=== What is needed ===
Rewrite the data below with every "x-tick-label" changed to "x-axis-label", keeping all else unchanged.

=== Dataset records ===
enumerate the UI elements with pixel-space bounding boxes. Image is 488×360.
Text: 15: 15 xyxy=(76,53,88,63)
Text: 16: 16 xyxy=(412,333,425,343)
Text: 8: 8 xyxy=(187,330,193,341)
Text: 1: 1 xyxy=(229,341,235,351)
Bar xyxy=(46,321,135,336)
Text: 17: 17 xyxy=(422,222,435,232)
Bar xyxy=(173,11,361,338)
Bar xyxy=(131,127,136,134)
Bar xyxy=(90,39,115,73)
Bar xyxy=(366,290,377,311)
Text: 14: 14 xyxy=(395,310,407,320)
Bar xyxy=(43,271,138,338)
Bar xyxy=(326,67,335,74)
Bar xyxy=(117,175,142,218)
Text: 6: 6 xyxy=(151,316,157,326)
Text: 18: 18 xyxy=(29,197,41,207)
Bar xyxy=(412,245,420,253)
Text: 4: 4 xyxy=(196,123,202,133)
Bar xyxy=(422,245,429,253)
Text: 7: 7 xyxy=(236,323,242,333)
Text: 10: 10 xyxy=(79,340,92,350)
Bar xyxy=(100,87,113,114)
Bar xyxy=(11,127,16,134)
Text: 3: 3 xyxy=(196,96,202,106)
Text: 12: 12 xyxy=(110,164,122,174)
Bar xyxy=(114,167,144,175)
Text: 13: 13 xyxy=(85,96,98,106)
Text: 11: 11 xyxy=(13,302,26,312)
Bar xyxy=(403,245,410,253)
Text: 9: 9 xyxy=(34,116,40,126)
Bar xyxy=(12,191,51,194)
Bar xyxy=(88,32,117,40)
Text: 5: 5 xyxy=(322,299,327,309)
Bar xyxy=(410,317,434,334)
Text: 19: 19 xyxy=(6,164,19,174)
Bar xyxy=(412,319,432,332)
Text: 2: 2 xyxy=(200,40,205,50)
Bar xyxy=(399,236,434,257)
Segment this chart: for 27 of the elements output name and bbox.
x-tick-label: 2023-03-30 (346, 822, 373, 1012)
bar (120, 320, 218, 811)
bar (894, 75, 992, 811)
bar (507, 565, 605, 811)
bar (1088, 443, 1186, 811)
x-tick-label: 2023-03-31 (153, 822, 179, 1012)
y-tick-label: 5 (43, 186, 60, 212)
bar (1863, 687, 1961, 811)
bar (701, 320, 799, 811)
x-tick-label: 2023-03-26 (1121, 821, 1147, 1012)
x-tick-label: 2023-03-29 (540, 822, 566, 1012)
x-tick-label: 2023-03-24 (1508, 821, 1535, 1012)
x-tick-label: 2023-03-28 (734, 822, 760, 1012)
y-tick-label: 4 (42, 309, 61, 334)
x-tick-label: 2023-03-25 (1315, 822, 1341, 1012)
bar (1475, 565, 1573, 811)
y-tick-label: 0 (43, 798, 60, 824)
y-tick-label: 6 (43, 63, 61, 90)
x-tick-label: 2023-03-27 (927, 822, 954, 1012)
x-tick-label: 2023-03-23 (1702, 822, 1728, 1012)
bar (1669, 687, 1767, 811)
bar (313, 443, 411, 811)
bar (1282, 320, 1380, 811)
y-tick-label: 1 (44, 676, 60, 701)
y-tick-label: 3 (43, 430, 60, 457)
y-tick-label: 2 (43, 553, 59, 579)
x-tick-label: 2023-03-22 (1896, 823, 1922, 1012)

=== Response to the exercise ===
enumerate the UI elements with pixel-space bounding boxes. Image is 488×360.
Text: 15: 15 xyxy=(76,53,88,63)
Text: 16: 16 xyxy=(412,333,425,343)
Text: 8: 8 xyxy=(187,330,193,341)
Text: 1: 1 xyxy=(229,341,235,351)
Bar xyxy=(46,321,135,336)
Text: 17: 17 xyxy=(422,222,435,232)
Bar xyxy=(173,11,361,338)
Bar xyxy=(131,127,136,134)
Bar xyxy=(90,39,115,73)
Bar xyxy=(366,290,377,311)
Text: 14: 14 xyxy=(395,310,407,320)
Bar xyxy=(43,271,138,338)
Bar xyxy=(326,67,335,74)
Bar xyxy=(117,175,142,218)
Text: 6: 6 xyxy=(151,316,157,326)
Text: 18: 18 xyxy=(29,197,41,207)
Bar xyxy=(412,245,420,253)
Text: 4: 4 xyxy=(196,123,202,133)
Bar xyxy=(422,245,429,253)
Text: 7: 7 xyxy=(236,323,242,333)
Text: 10: 10 xyxy=(79,340,92,350)
Bar xyxy=(100,87,113,114)
Bar xyxy=(11,127,16,134)
Text: 3: 3 xyxy=(196,96,202,106)
Text: 12: 12 xyxy=(110,164,122,174)
Bar xyxy=(114,167,144,175)
Text: 13: 13 xyxy=(85,96,98,106)
Text: 11: 11 xyxy=(13,302,26,312)
Bar xyxy=(403,245,410,253)
Text: 9: 9 xyxy=(34,116,40,126)
Bar xyxy=(12,191,51,194)
Bar xyxy=(88,32,117,40)
Text: 5: 5 xyxy=(322,299,327,309)
Bar xyxy=(410,317,434,334)
Text: 19: 19 xyxy=(6,164,19,174)
Bar xyxy=(412,319,432,332)
Text: 2: 2 xyxy=(200,40,205,50)
Bar xyxy=(399,236,434,257)
Segment this chart: for 27 of the elements output name and bbox.
x-axis-label: 2023-03-30 (346, 822, 373, 1012)
bar (120, 320, 218, 811)
bar (894, 75, 992, 811)
bar (507, 565, 605, 811)
bar (1088, 443, 1186, 811)
x-axis-label: 2023-03-31 (153, 822, 179, 1012)
y-tick-label: 5 (43, 186, 60, 212)
bar (1863, 687, 1961, 811)
bar (701, 320, 799, 811)
x-axis-label: 2023-03-26 (1121, 821, 1147, 1012)
x-axis-label: 2023-03-29 (540, 822, 566, 1012)
x-axis-label: 2023-03-24 (1508, 821, 1535, 1012)
x-axis-label: 2023-03-28 (734, 822, 760, 1012)
y-tick-label: 4 (42, 309, 61, 334)
x-axis-label: 2023-03-25 (1315, 822, 1341, 1012)
bar (1475, 565, 1573, 811)
y-tick-label: 0 (43, 798, 60, 824)
y-tick-label: 6 (43, 63, 61, 90)
x-axis-label: 2023-03-27 (927, 822, 954, 1012)
x-axis-label: 2023-03-23 (1702, 822, 1728, 1012)
bar (1669, 687, 1767, 811)
bar (313, 443, 411, 811)
bar (1282, 320, 1380, 811)
y-tick-label: 1 (44, 676, 60, 701)
y-tick-label: 3 (43, 430, 60, 457)
y-tick-label: 2 (43, 553, 59, 579)
x-axis-label: 2023-03-22 (1896, 823, 1922, 1012)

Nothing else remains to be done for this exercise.